> **WRITTEN REQUEST**
Render the material again word for word, skipping the pictures in it.

━━━━━ PROVIDED ENTRIES ━━━━━

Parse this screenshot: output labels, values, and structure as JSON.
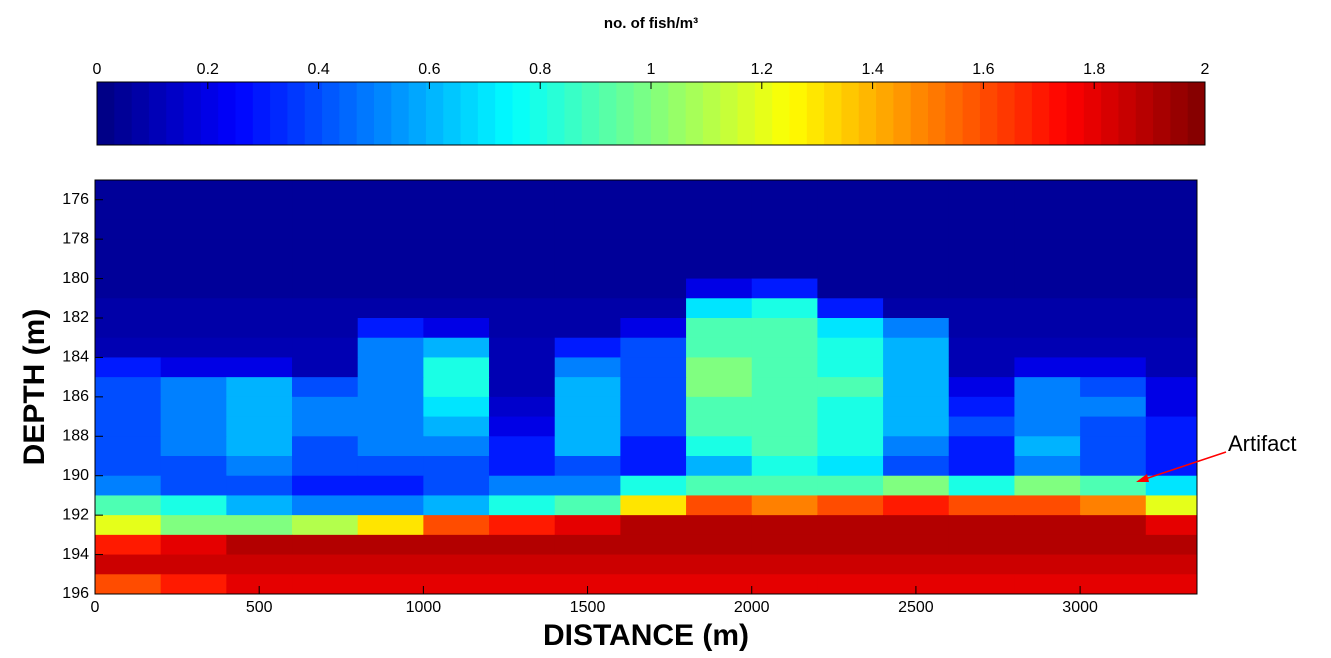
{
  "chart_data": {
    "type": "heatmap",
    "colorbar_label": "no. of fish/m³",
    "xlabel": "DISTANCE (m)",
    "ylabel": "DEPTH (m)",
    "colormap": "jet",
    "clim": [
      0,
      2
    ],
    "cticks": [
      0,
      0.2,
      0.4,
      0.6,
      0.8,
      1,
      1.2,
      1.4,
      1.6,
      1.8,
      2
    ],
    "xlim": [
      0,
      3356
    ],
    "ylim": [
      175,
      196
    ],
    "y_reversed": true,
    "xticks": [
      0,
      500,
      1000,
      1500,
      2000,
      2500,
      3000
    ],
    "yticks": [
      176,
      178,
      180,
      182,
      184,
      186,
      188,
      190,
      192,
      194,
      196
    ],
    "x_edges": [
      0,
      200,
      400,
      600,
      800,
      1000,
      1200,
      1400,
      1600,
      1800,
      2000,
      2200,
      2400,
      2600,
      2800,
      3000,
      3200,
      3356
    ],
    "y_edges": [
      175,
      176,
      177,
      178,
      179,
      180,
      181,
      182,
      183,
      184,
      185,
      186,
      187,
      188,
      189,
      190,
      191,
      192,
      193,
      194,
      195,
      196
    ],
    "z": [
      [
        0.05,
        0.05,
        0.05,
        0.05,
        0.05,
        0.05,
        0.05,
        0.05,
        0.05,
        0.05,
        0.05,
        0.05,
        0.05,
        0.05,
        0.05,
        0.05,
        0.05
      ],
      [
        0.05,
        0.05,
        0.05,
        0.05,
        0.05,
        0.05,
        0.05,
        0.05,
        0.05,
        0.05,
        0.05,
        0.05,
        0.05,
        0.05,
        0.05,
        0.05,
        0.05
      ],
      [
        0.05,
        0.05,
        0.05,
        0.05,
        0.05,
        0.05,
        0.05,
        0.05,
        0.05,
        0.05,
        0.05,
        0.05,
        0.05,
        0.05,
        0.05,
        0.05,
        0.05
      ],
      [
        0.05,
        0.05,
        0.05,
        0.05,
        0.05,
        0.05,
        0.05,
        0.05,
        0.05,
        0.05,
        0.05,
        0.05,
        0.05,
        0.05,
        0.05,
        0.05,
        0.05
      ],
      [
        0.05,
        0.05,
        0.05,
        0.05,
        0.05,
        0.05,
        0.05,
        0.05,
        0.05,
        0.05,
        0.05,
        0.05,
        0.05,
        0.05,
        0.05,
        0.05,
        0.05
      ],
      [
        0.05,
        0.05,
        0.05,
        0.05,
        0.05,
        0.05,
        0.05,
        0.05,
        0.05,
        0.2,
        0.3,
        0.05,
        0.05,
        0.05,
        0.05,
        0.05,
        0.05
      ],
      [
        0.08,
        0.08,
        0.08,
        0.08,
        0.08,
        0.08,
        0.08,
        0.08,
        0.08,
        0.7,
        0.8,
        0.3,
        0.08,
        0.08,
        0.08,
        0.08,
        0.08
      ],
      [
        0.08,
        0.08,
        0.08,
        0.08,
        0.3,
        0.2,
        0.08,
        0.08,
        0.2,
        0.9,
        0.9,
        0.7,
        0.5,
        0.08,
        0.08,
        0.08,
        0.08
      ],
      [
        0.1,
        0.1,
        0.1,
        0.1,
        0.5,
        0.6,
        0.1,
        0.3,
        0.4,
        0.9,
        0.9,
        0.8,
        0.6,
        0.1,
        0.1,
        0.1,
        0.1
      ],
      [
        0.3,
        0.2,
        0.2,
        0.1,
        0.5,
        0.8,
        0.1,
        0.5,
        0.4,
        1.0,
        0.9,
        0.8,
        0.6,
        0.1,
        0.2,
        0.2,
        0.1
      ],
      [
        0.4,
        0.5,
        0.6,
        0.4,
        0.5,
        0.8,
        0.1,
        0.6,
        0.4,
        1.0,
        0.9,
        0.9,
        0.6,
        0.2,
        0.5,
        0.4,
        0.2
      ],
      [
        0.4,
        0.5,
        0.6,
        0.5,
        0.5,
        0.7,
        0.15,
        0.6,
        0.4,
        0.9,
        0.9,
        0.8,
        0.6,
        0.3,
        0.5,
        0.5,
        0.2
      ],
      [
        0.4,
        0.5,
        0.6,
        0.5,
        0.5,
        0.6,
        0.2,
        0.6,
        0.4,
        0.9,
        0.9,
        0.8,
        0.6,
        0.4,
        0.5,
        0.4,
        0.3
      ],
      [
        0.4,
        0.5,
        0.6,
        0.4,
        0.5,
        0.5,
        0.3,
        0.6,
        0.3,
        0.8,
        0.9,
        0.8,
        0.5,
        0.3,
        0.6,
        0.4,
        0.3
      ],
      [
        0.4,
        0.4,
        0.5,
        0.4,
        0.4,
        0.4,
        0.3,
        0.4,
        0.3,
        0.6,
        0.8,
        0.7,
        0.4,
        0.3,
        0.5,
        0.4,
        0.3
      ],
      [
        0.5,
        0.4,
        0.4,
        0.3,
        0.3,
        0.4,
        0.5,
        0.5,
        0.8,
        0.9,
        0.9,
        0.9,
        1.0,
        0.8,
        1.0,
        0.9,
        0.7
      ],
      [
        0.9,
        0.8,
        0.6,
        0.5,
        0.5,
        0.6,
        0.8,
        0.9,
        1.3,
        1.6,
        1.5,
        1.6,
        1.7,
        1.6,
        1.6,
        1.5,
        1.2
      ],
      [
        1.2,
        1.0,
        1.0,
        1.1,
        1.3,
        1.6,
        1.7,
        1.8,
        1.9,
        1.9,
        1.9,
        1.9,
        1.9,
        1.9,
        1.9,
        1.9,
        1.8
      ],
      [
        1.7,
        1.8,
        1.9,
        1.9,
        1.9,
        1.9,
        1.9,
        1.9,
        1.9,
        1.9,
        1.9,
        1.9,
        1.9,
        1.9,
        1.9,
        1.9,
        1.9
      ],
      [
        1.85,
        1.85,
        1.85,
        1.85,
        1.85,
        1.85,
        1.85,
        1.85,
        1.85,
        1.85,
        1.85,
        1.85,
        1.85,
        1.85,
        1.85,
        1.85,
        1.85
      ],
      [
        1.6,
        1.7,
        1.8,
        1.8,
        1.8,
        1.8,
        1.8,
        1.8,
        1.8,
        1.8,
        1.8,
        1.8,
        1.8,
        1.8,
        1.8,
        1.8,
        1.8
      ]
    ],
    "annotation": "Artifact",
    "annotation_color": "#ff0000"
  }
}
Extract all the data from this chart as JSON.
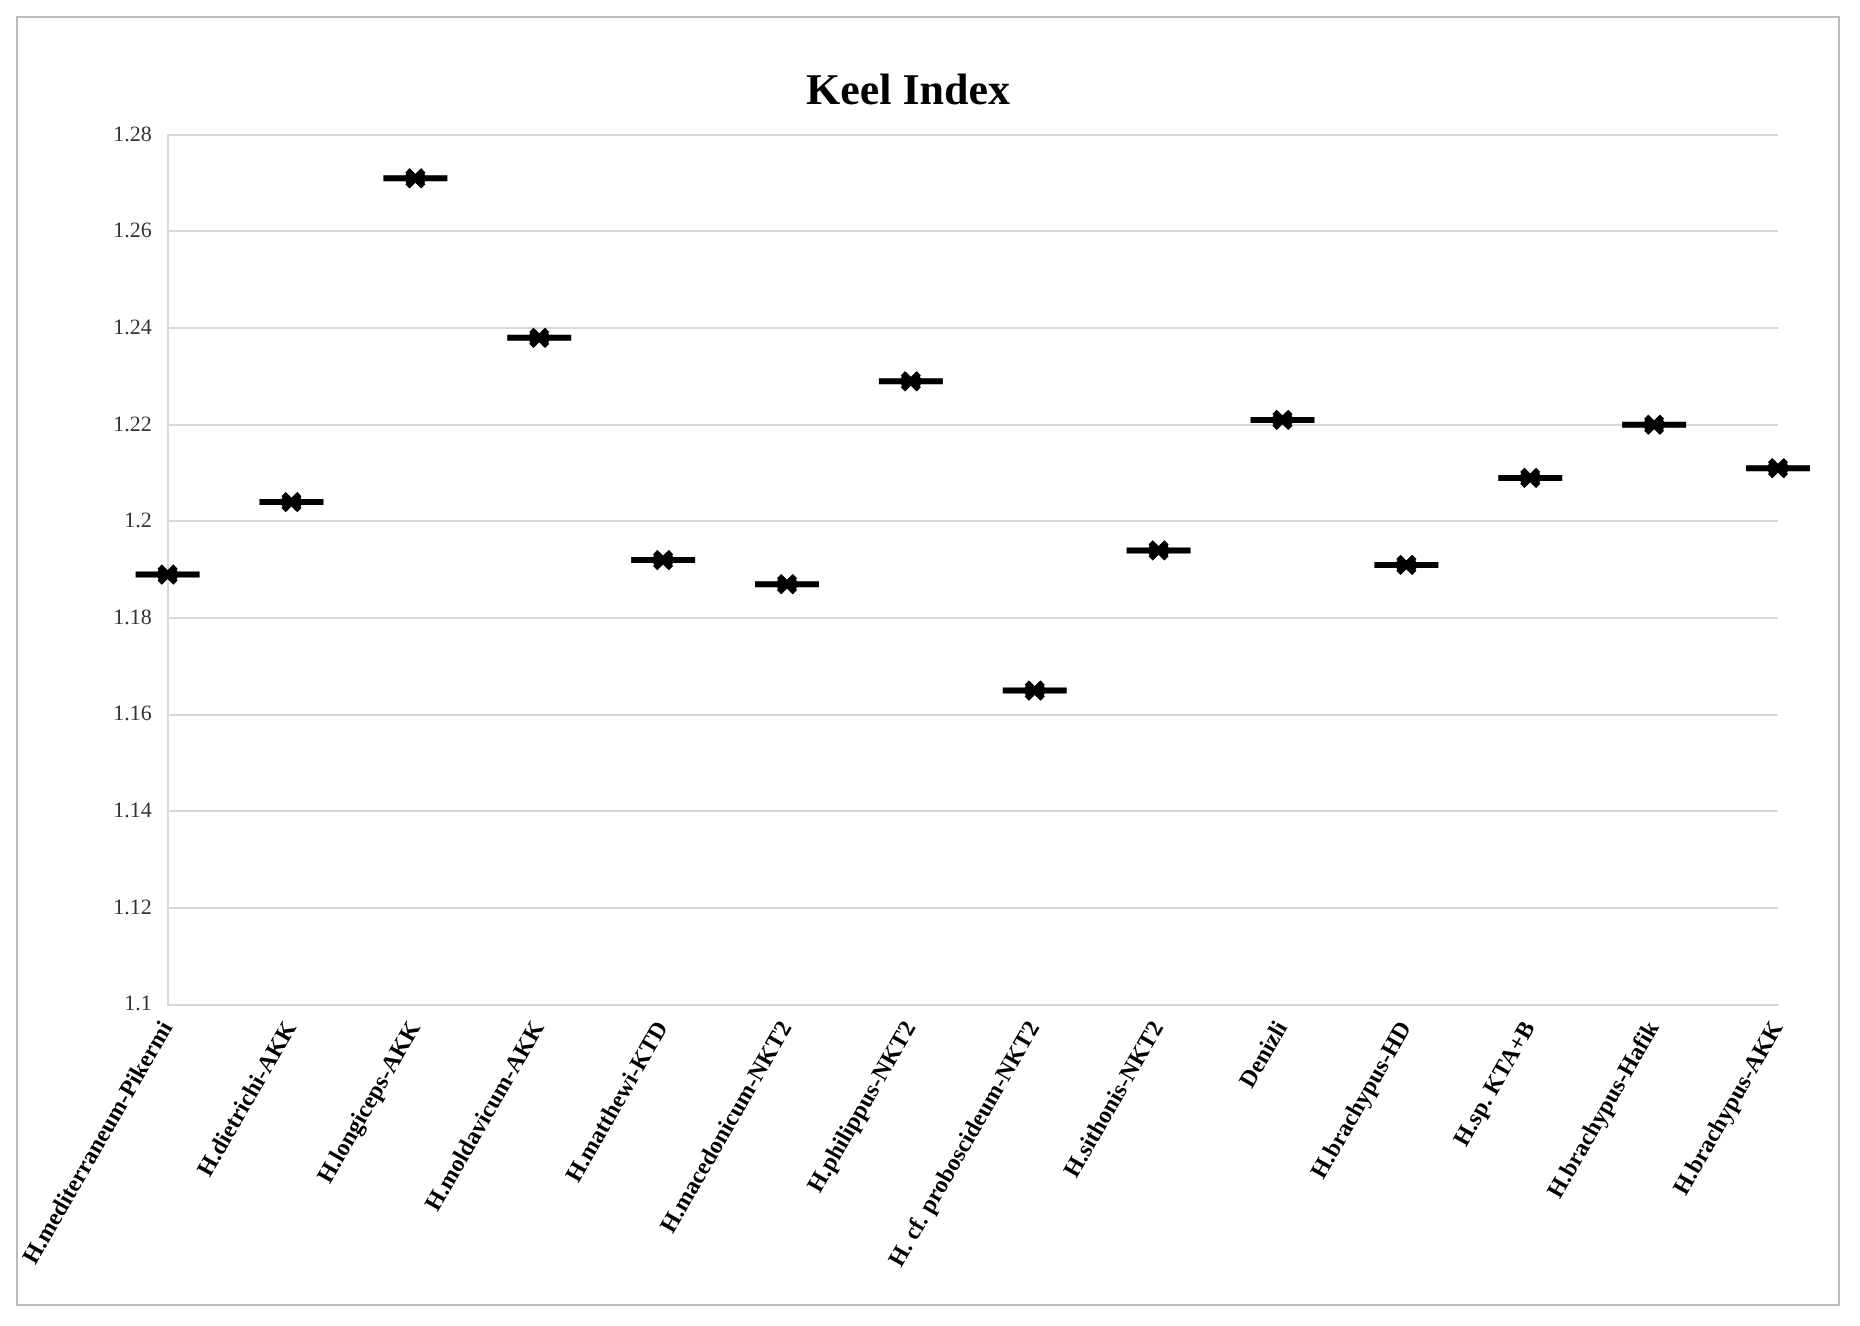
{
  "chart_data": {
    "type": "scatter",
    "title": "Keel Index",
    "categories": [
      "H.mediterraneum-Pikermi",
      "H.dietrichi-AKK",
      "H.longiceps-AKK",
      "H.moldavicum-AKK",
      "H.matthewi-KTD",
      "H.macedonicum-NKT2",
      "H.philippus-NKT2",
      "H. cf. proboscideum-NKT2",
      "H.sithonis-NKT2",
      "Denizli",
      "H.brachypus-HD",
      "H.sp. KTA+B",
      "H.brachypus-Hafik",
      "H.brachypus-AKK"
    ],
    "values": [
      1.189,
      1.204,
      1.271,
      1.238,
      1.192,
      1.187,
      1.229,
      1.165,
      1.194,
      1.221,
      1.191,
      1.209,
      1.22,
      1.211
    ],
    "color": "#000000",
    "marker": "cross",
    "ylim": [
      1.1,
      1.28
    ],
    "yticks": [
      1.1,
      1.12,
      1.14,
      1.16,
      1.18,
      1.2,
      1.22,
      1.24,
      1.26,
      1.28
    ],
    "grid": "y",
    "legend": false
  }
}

━━━━━

> **SOLUTION TO THIS TASK**
Parse this screenshot: output labels, values, and structure as JSON.
{
  "chart_data": {
    "type": "heatmap",
    "colorbar_label": "no. of fish/m³",
    "xlabel": "DISTANCE (m)",
    "ylabel": "DEPTH (m)",
    "colormap": "jet",
    "clim": [
      0,
      2
    ],
    "cticks": [
      0,
      0.2,
      0.4,
      0.6,
      0.8,
      1,
      1.2,
      1.4,
      1.6,
      1.8,
      2
    ],
    "xlim": [
      0,
      3356
    ],
    "ylim": [
      175,
      196
    ],
    "y_reversed": true,
    "xticks": [
      0,
      500,
      1000,
      1500,
      2000,
      2500,
      3000
    ],
    "yticks": [
      176,
      178,
      180,
      182,
      184,
      186,
      188,
      190,
      192,
      194,
      196
    ],
    "x_edges": [
      0,
      200,
      400,
      600,
      800,
      1000,
      1200,
      1400,
      1600,
      1800,
      2000,
      2200,
      2400,
      2600,
      2800,
      3000,
      3200,
      3356
    ],
    "y_edges": [
      175,
      176,
      177,
      178,
      179,
      180,
      181,
      182,
      183,
      184,
      185,
      186,
      187,
      188,
      189,
      190,
      191,
      192,
      193,
      194,
      195,
      196
    ],
    "z": [
      [
        0.05,
        0.05,
        0.05,
        0.05,
        0.05,
        0.05,
        0.05,
        0.05,
        0.05,
        0.05,
        0.05,
        0.05,
        0.05,
        0.05,
        0.05,
        0.05,
        0.05
      ],
      [
        0.05,
        0.05,
        0.05,
        0.05,
        0.05,
        0.05,
        0.05,
        0.05,
        0.05,
        0.05,
        0.05,
        0.05,
        0.05,
        0.05,
        0.05,
        0.05,
        0.05
      ],
      [
        0.05,
        0.05,
        0.05,
        0.05,
        0.05,
        0.05,
        0.05,
        0.05,
        0.05,
        0.05,
        0.05,
        0.05,
        0.05,
        0.05,
        0.05,
        0.05,
        0.05
      ],
      [
        0.05,
        0.05,
        0.05,
        0.05,
        0.05,
        0.05,
        0.05,
        0.05,
        0.05,
        0.05,
        0.05,
        0.05,
        0.05,
        0.05,
        0.05,
        0.05,
        0.05
      ],
      [
        0.05,
        0.05,
        0.05,
        0.05,
        0.05,
        0.05,
        0.05,
        0.05,
        0.05,
        0.05,
        0.05,
        0.05,
        0.05,
        0.05,
        0.05,
        0.05,
        0.05
      ],
      [
        0.05,
        0.05,
        0.05,
        0.05,
        0.05,
        0.05,
        0.05,
        0.05,
        0.05,
        0.2,
        0.3,
        0.05,
        0.05,
        0.05,
        0.05,
        0.05,
        0.05
      ],
      [
        0.08,
        0.08,
        0.08,
        0.08,
        0.08,
        0.08,
        0.08,
        0.08,
        0.08,
        0.7,
        0.8,
        0.3,
        0.08,
        0.08,
        0.08,
        0.08,
        0.08
      ],
      [
        0.08,
        0.08,
        0.08,
        0.08,
        0.3,
        0.2,
        0.08,
        0.08,
        0.2,
        0.9,
        0.9,
        0.7,
        0.5,
        0.08,
        0.08,
        0.08,
        0.08
      ],
      [
        0.1,
        0.1,
        0.1,
        0.1,
        0.5,
        0.6,
        0.1,
        0.3,
        0.4,
        0.9,
        0.9,
        0.8,
        0.6,
        0.1,
        0.1,
        0.1,
        0.1
      ],
      [
        0.3,
        0.2,
        0.2,
        0.1,
        0.5,
        0.8,
        0.1,
        0.5,
        0.4,
        1.0,
        0.9,
        0.8,
        0.6,
        0.1,
        0.2,
        0.2,
        0.1
      ],
      [
        0.4,
        0.5,
        0.6,
        0.4,
        0.5,
        0.8,
        0.1,
        0.6,
        0.4,
        1.0,
        0.9,
        0.9,
        0.6,
        0.2,
        0.5,
        0.4,
        0.2
      ],
      [
        0.4,
        0.5,
        0.6,
        0.5,
        0.5,
        0.7,
        0.15,
        0.6,
        0.4,
        0.9,
        0.9,
        0.8,
        0.6,
        0.3,
        0.5,
        0.5,
        0.2
      ],
      [
        0.4,
        0.5,
        0.6,
        0.5,
        0.5,
        0.6,
        0.2,
        0.6,
        0.4,
        0.9,
        0.9,
        0.8,
        0.6,
        0.4,
        0.5,
        0.4,
        0.3
      ],
      [
        0.4,
        0.5,
        0.6,
        0.4,
        0.5,
        0.5,
        0.3,
        0.6,
        0.3,
        0.8,
        0.9,
        0.8,
        0.5,
        0.3,
        0.6,
        0.4,
        0.3
      ],
      [
        0.4,
        0.4,
        0.5,
        0.4,
        0.4,
        0.4,
        0.3,
        0.4,
        0.3,
        0.6,
        0.8,
        0.7,
        0.4,
        0.3,
        0.5,
        0.4,
        0.3
      ],
      [
        0.5,
        0.4,
        0.4,
        0.3,
        0.3,
        0.4,
        0.5,
        0.5,
        0.8,
        0.9,
        0.9,
        0.9,
        1.0,
        0.8,
        1.0,
        0.9,
        0.7
      ],
      [
        0.9,
        0.8,
        0.6,
        0.5,
        0.5,
        0.6,
        0.8,
        0.9,
        1.3,
        1.6,
        1.5,
        1.6,
        1.7,
        1.6,
        1.6,
        1.5,
        1.2
      ],
      [
        1.2,
        1.0,
        1.0,
        1.1,
        1.3,
        1.6,
        1.7,
        1.8,
        1.9,
        1.9,
        1.9,
        1.9,
        1.9,
        1.9,
        1.9,
        1.9,
        1.8
      ],
      [
        1.7,
        1.8,
        1.9,
        1.9,
        1.9,
        1.9,
        1.9,
        1.9,
        1.9,
        1.9,
        1.9,
        1.9,
        1.9,
        1.9,
        1.9,
        1.9,
        1.9
      ],
      [
        1.85,
        1.85,
        1.85,
        1.85,
        1.85,
        1.85,
        1.85,
        1.85,
        1.85,
        1.85,
        1.85,
        1.85,
        1.85,
        1.85,
        1.85,
        1.85,
        1.85
      ],
      [
        1.6,
        1.7,
        1.8,
        1.8,
        1.8,
        1.8,
        1.8,
        1.8,
        1.8,
        1.8,
        1.8,
        1.8,
        1.8,
        1.8,
        1.8,
        1.8,
        1.8
      ]
    ],
    "annotation": "Artifact",
    "annotation_color": "#ff0000"
  }
}
Extract all the data from this chart as JSON.
{
  "chart_data": {
    "type": "scatter",
    "title": "Keel Index",
    "categories": [
      "H.mediterraneum-Pikermi",
      "H.dietrichi-AKK",
      "H.longiceps-AKK",
      "H.moldavicum-AKK",
      "H.matthewi-KTD",
      "H.macedonicum-NKT2",
      "H.philippus-NKT2",
      "H. cf. proboscideum-NKT2",
      "H.sithonis-NKT2",
      "Denizli",
      "H.brachypus-HD",
      "H.sp. KTA+B",
      "H.brachypus-Hafik",
      "H.brachypus-AKK"
    ],
    "values": [
      1.189,
      1.204,
      1.271,
      1.238,
      1.192,
      1.187,
      1.229,
      1.165,
      1.194,
      1.221,
      1.191,
      1.209,
      1.22,
      1.211
    ],
    "color": "#000000",
    "marker": "cross",
    "ylim": [
      1.1,
      1.28
    ],
    "yticks": [
      1.1,
      1.12,
      1.14,
      1.16,
      1.18,
      1.2,
      1.22,
      1.24,
      1.26,
      1.28
    ],
    "grid": "y",
    "legend": false
  }
}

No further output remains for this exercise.